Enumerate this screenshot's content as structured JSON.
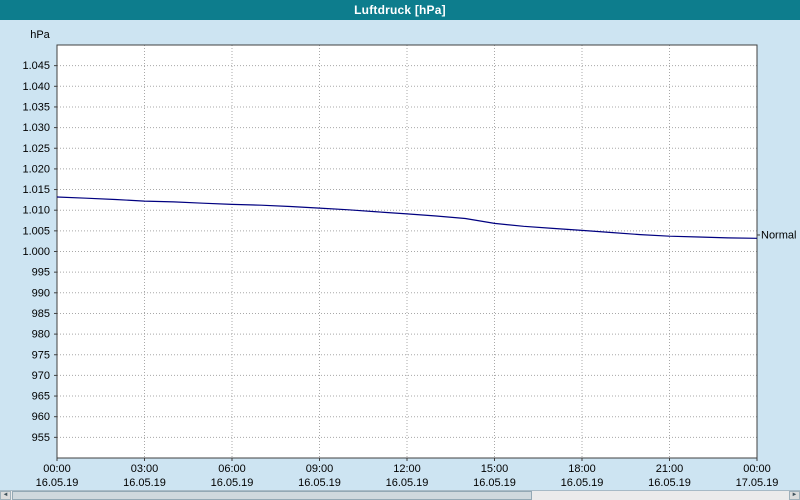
{
  "window": {
    "title": "Luftdruck [hPa]"
  },
  "colors": {
    "titlebar_bg": "#0d7d8d",
    "titlebar_fg": "#ffffff",
    "window_bg": "#cde4f2",
    "plot_bg": "#ffffff",
    "plot_border": "#404040",
    "grid": "#a8a8a8",
    "line": "#000080",
    "text": "#000000"
  },
  "chart_data": {
    "type": "line",
    "title": "Luftdruck [hPa]",
    "ylabel": "hPa",
    "xlabel": "",
    "ylim": [
      950,
      1050
    ],
    "xlim_hours": [
      0,
      24
    ],
    "grid": true,
    "legend": "none",
    "yticks": [
      {
        "value": 1045,
        "label": "1.045"
      },
      {
        "value": 1040,
        "label": "1.040"
      },
      {
        "value": 1035,
        "label": "1.035"
      },
      {
        "value": 1030,
        "label": "1.030"
      },
      {
        "value": 1025,
        "label": "1.025"
      },
      {
        "value": 1020,
        "label": "1.020"
      },
      {
        "value": 1015,
        "label": "1.015"
      },
      {
        "value": 1010,
        "label": "1.010"
      },
      {
        "value": 1005,
        "label": "1.005"
      },
      {
        "value": 1000,
        "label": "1.000"
      },
      {
        "value": 995,
        "label": "995"
      },
      {
        "value": 990,
        "label": "990"
      },
      {
        "value": 985,
        "label": "985"
      },
      {
        "value": 980,
        "label": "980"
      },
      {
        "value": 975,
        "label": "975"
      },
      {
        "value": 970,
        "label": "970"
      },
      {
        "value": 965,
        "label": "965"
      },
      {
        "value": 960,
        "label": "960"
      },
      {
        "value": 955,
        "label": "955"
      }
    ],
    "xticks": [
      {
        "hour": 0,
        "time": "00:00",
        "date": "16.05.19"
      },
      {
        "hour": 3,
        "time": "03:00",
        "date": "16.05.19"
      },
      {
        "hour": 6,
        "time": "06:00",
        "date": "16.05.19"
      },
      {
        "hour": 9,
        "time": "09:00",
        "date": "16.05.19"
      },
      {
        "hour": 12,
        "time": "12:00",
        "date": "16.05.19"
      },
      {
        "hour": 15,
        "time": "15:00",
        "date": "16.05.19"
      },
      {
        "hour": 18,
        "time": "18:00",
        "date": "16.05.19"
      },
      {
        "hour": 21,
        "time": "21:00",
        "date": "16.05.19"
      },
      {
        "hour": 24,
        "time": "00:00",
        "date": "17.05.19"
      }
    ],
    "series": [
      {
        "name": "Luftdruck",
        "color": "#000080",
        "points": [
          [
            0,
            1013.2
          ],
          [
            1,
            1012.9
          ],
          [
            2,
            1012.6
          ],
          [
            3,
            1012.2
          ],
          [
            4,
            1012.0
          ],
          [
            5,
            1011.7
          ],
          [
            6,
            1011.4
          ],
          [
            7,
            1011.2
          ],
          [
            8,
            1010.9
          ],
          [
            9,
            1010.5
          ],
          [
            10,
            1010.1
          ],
          [
            11,
            1009.6
          ],
          [
            12,
            1009.1
          ],
          [
            13,
            1008.6
          ],
          [
            14,
            1008.0
          ],
          [
            15,
            1006.8
          ],
          [
            16,
            1006.1
          ],
          [
            17,
            1005.6
          ],
          [
            18,
            1005.1
          ],
          [
            19,
            1004.6
          ],
          [
            20,
            1004.1
          ],
          [
            21,
            1003.7
          ],
          [
            22,
            1003.5
          ],
          [
            23,
            1003.3
          ],
          [
            24,
            1003.2
          ]
        ]
      }
    ],
    "annotation": {
      "label": "Normal",
      "value": 1004
    }
  },
  "scrollbar": {
    "left_arrow": "◄",
    "right_arrow": "►"
  }
}
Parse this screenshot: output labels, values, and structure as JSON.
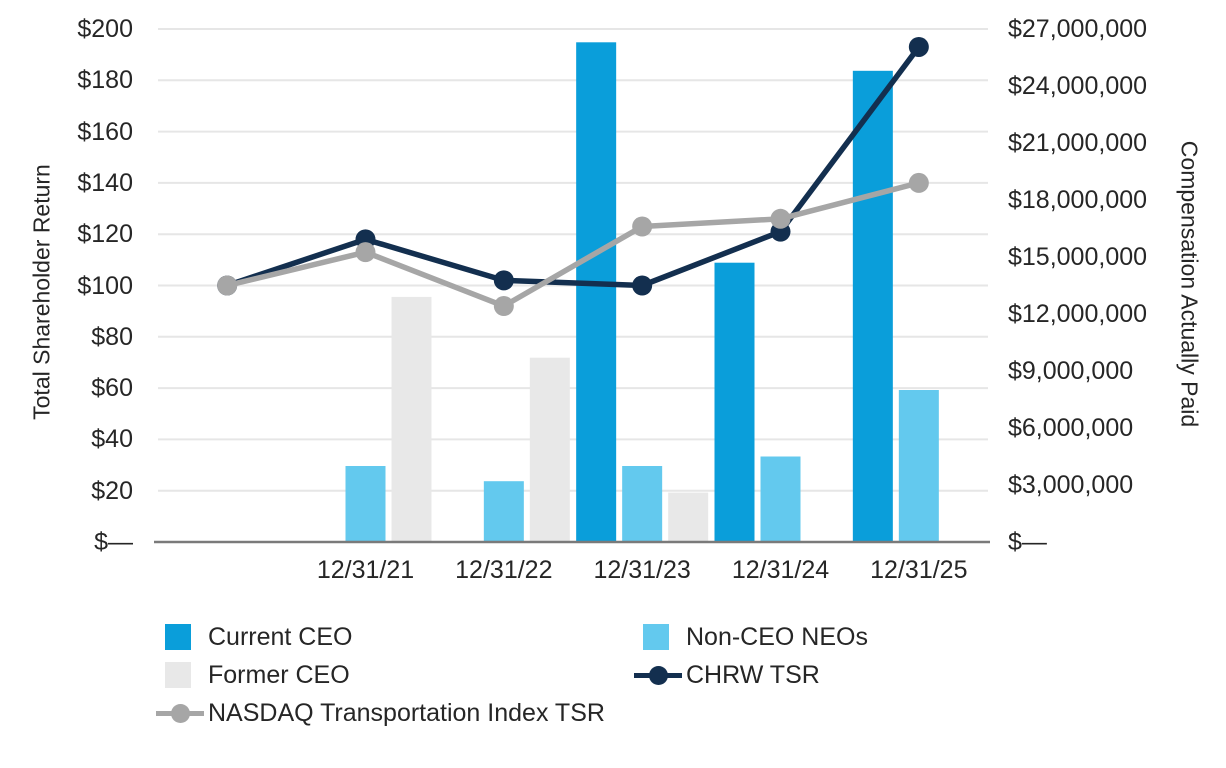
{
  "chart_data": {
    "type": "bar",
    "subtype": "combo-bar-line-dual-axis",
    "title": "",
    "categories": [
      "",
      "12/31/21",
      "12/31/22",
      "12/31/23",
      "12/31/24",
      "12/31/25"
    ],
    "bar_series": [
      {
        "name": "Current CEO",
        "color": "#0a9eda",
        "axis": "right",
        "values": [
          null,
          null,
          null,
          26300000,
          14700000,
          24800000
        ]
      },
      {
        "name": "Non-CEO NEOs",
        "color": "#63c9ee",
        "axis": "right",
        "values": [
          null,
          4000000,
          3200000,
          4000000,
          4500000,
          8000000
        ]
      },
      {
        "name": "Former CEO",
        "color": "#e8e8e8",
        "axis": "right",
        "values": [
          null,
          12900000,
          9700000,
          2600000,
          null,
          null
        ]
      }
    ],
    "line_series": [
      {
        "name": "CHRW TSR",
        "color": "#132f4f",
        "axis": "left",
        "values": [
          100,
          118,
          102,
          100,
          121,
          193
        ]
      },
      {
        "name": "NASDAQ Transportation Index TSR",
        "color": "#a6a6a6",
        "axis": "left",
        "values": [
          100,
          113,
          92,
          123,
          126,
          140
        ]
      }
    ],
    "axes": {
      "left": {
        "title": "Total Shareholder Return",
        "min": 0,
        "max": 200,
        "step": 20,
        "tick_labels": [
          "$—",
          "$20",
          "$40",
          "$60",
          "$80",
          "$100",
          "$120",
          "$140",
          "$160",
          "$180",
          "$200"
        ]
      },
      "right": {
        "title": "Compensation Actually Paid",
        "min": 0,
        "max": 27000000,
        "step": 3000000,
        "tick_labels": [
          "$—",
          "$3,000,000",
          "$6,000,000",
          "$9,000,000",
          "$12,000,000",
          "$15,000,000",
          "$18,000,000",
          "$21,000,000",
          "$24,000,000",
          "$27,000,000"
        ]
      }
    },
    "grid": {
      "horizontal": true,
      "vertical": false,
      "gridline_color": "#e6e6e6",
      "axis_line_color": "#7a7a7a"
    },
    "legend": {
      "position": "bottom-left-two-columns",
      "columns": [
        [
          {
            "swatch": "bar",
            "series": 0,
            "label": "Current CEO"
          },
          {
            "swatch": "bar",
            "series": 2,
            "label": "Former CEO"
          },
          {
            "swatch": "line",
            "series": 1,
            "label": "NASDAQ Transportation Index TSR"
          }
        ],
        [
          {
            "swatch": "bar",
            "series": 1,
            "label": "Non-CEO NEOs"
          },
          {
            "swatch": "line",
            "series": 0,
            "label": "CHRW TSR"
          }
        ]
      ]
    }
  }
}
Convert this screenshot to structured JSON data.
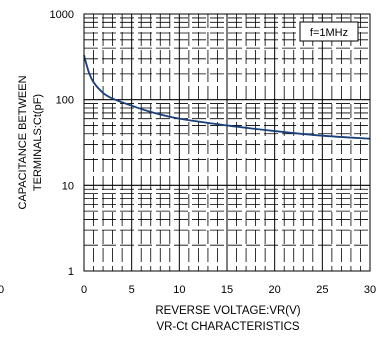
○ ○ ○ ○
## [WHAT NEEDS TO BE DONE]
Repeat every record precisely. Any picture among them stays out of the copy.

## [ANSWER BELOW]
Enumerate this screenshot's content as structured JSON.
{
  "window": {
    "title": "Luftdruck [hPa]"
  },
  "colors": {
    "titlebar_bg": "#0d7d8d",
    "titlebar_fg": "#ffffff",
    "window_bg": "#cde4f2",
    "plot_bg": "#ffffff",
    "plot_border": "#404040",
    "grid": "#a8a8a8",
    "line": "#000080",
    "text": "#000000"
  },
  "chart_data": {
    "type": "line",
    "title": "Luftdruck [hPa]",
    "ylabel": "hPa",
    "xlabel": "",
    "ylim": [
      950,
      1050
    ],
    "xlim_hours": [
      0,
      24
    ],
    "grid": true,
    "legend": "none",
    "yticks": [
      {
        "value": 1045,
        "label": "1.045"
      },
      {
        "value": 1040,
        "label": "1.040"
      },
      {
        "value": 1035,
        "label": "1.035"
      },
      {
        "value": 1030,
        "label": "1.030"
      },
      {
        "value": 1025,
        "label": "1.025"
      },
      {
        "value": 1020,
        "label": "1.020"
      },
      {
        "value": 1015,
        "label": "1.015"
      },
      {
        "value": 1010,
        "label": "1.010"
      },
      {
        "value": 1005,
        "label": "1.005"
      },
      {
        "value": 1000,
        "label": "1.000"
      },
      {
        "value": 995,
        "label": "995"
      },
      {
        "value": 990,
        "label": "990"
      },
      {
        "value": 985,
        "label": "985"
      },
      {
        "value": 980,
        "label": "980"
      },
      {
        "value": 975,
        "label": "975"
      },
      {
        "value": 970,
        "label": "970"
      },
      {
        "value": 965,
        "label": "965"
      },
      {
        "value": 960,
        "label": "960"
      },
      {
        "value": 955,
        "label": "955"
      }
    ],
    "xticks": [
      {
        "hour": 0,
        "time": "00:00",
        "date": "16.05.19"
      },
      {
        "hour": 3,
        "time": "03:00",
        "date": "16.05.19"
      },
      {
        "hour": 6,
        "time": "06:00",
        "date": "16.05.19"
      },
      {
        "hour": 9,
        "time": "09:00",
        "date": "16.05.19"
      },
      {
        "hour": 12,
        "time": "12:00",
        "date": "16.05.19"
      },
      {
        "hour": 15,
        "time": "15:00",
        "date": "16.05.19"
      },
      {
        "hour": 18,
        "time": "18:00",
        "date": "16.05.19"
      },
      {
        "hour": 21,
        "time": "21:00",
        "date": "16.05.19"
      },
      {
        "hour": 24,
        "time": "00:00",
        "date": "17.05.19"
      }
    ],
    "series": [
      {
        "name": "Luftdruck",
        "color": "#000080",
        "points": [
          [
            0,
            1013.2
          ],
          [
            1,
            1012.9
          ],
          [
            2,
            1012.6
          ],
          [
            3,
            1012.2
          ],
          [
            4,
            1012.0
          ],
          [
            5,
            1011.7
          ],
          [
            6,
            1011.4
          ],
          [
            7,
            1011.2
          ],
          [
            8,
            1010.9
          ],
          [
            9,
            1010.5
          ],
          [
            10,
            1010.1
          ],
          [
            11,
            1009.6
          ],
          [
            12,
            1009.1
          ],
          [
            13,
            1008.6
          ],
          [
            14,
            1008.0
          ],
          [
            15,
            1006.8
          ],
          [
            16,
            1006.1
          ],
          [
            17,
            1005.6
          ],
          [
            18,
            1005.1
          ],
          [
            19,
            1004.6
          ],
          [
            20,
            1004.1
          ],
          [
            21,
            1003.7
          ],
          [
            22,
            1003.5
          ],
          [
            23,
            1003.3
          ],
          [
            24,
            1003.2
          ]
        ]
      }
    ],
    "annotation": {
      "label": "Normal",
      "value": 1004
    }
  },
  "scrollbar": {
    "left_arrow": "◄",
    "right_arrow": "►"
  }
}
Parse this screenshot: output labels, values, and structure as JSON.
{
  "chart_data": {
    "type": "bar",
    "subtype": "combo-bar-line-dual-axis",
    "title": "",
    "categories": [
      "",
      "12/31/21",
      "12/31/22",
      "12/31/23",
      "12/31/24",
      "12/31/25"
    ],
    "bar_series": [
      {
        "name": "Current CEO",
        "color": "#0a9eda",
        "axis": "right",
        "values": [
          null,
          null,
          null,
          26300000,
          14700000,
          24800000
        ]
      },
      {
        "name": "Non-CEO NEOs",
        "color": "#63c9ee",
        "axis": "right",
        "values": [
          null,
          4000000,
          3200000,
          4000000,
          4500000,
          8000000
        ]
      },
      {
        "name": "Former CEO",
        "color": "#e8e8e8",
        "axis": "right",
        "values": [
          null,
          12900000,
          9700000,
          2600000,
          null,
          null
        ]
      }
    ],
    "line_series": [
      {
        "name": "CHRW TSR",
        "color": "#132f4f",
        "axis": "left",
        "values": [
          100,
          118,
          102,
          100,
          121,
          193
        ]
      },
      {
        "name": "NASDAQ Transportation Index TSR",
        "color": "#a6a6a6",
        "axis": "left",
        "values": [
          100,
          113,
          92,
          123,
          126,
          140
        ]
      }
    ],
    "axes": {
      "left": {
        "title": "Total Shareholder Return",
        "min": 0,
        "max": 200,
        "step": 20,
        "tick_labels": [
          "$—",
          "$20",
          "$40",
          "$60",
          "$80",
          "$100",
          "$120",
          "$140",
          "$160",
          "$180",
          "$200"
        ]
      },
      "right": {
        "title": "Compensation Actually Paid",
        "min": 0,
        "max": 27000000,
        "step": 3000000,
        "tick_labels": [
          "$—",
          "$3,000,000",
          "$6,000,000",
          "$9,000,000",
          "$12,000,000",
          "$15,000,000",
          "$18,000,000",
          "$21,000,000",
          "$24,000,000",
          "$27,000,000"
        ]
      }
    },
    "grid": {
      "horizontal": true,
      "vertical": false,
      "gridline_color": "#e6e6e6",
      "axis_line_color": "#7a7a7a"
    },
    "legend": {
      "position": "bottom-left-two-columns",
      "columns": [
        [
          {
            "swatch": "bar",
            "series": 0,
            "label": "Current CEO"
          },
          {
            "swatch": "bar",
            "series": 2,
            "label": "Former CEO"
          },
          {
            "swatch": "line",
            "series": 1,
            "label": "NASDAQ Transportation Index TSR"
          }
        ],
        [
          {
            "swatch": "bar",
            "series": 1,
            "label": "Non-CEO NEOs"
          },
          {
            "swatch": "line",
            "series": 0,
            "label": "CHRW TSR"
          }
        ]
      ]
    }
  }
}
Convert this screenshot to structured JSON data.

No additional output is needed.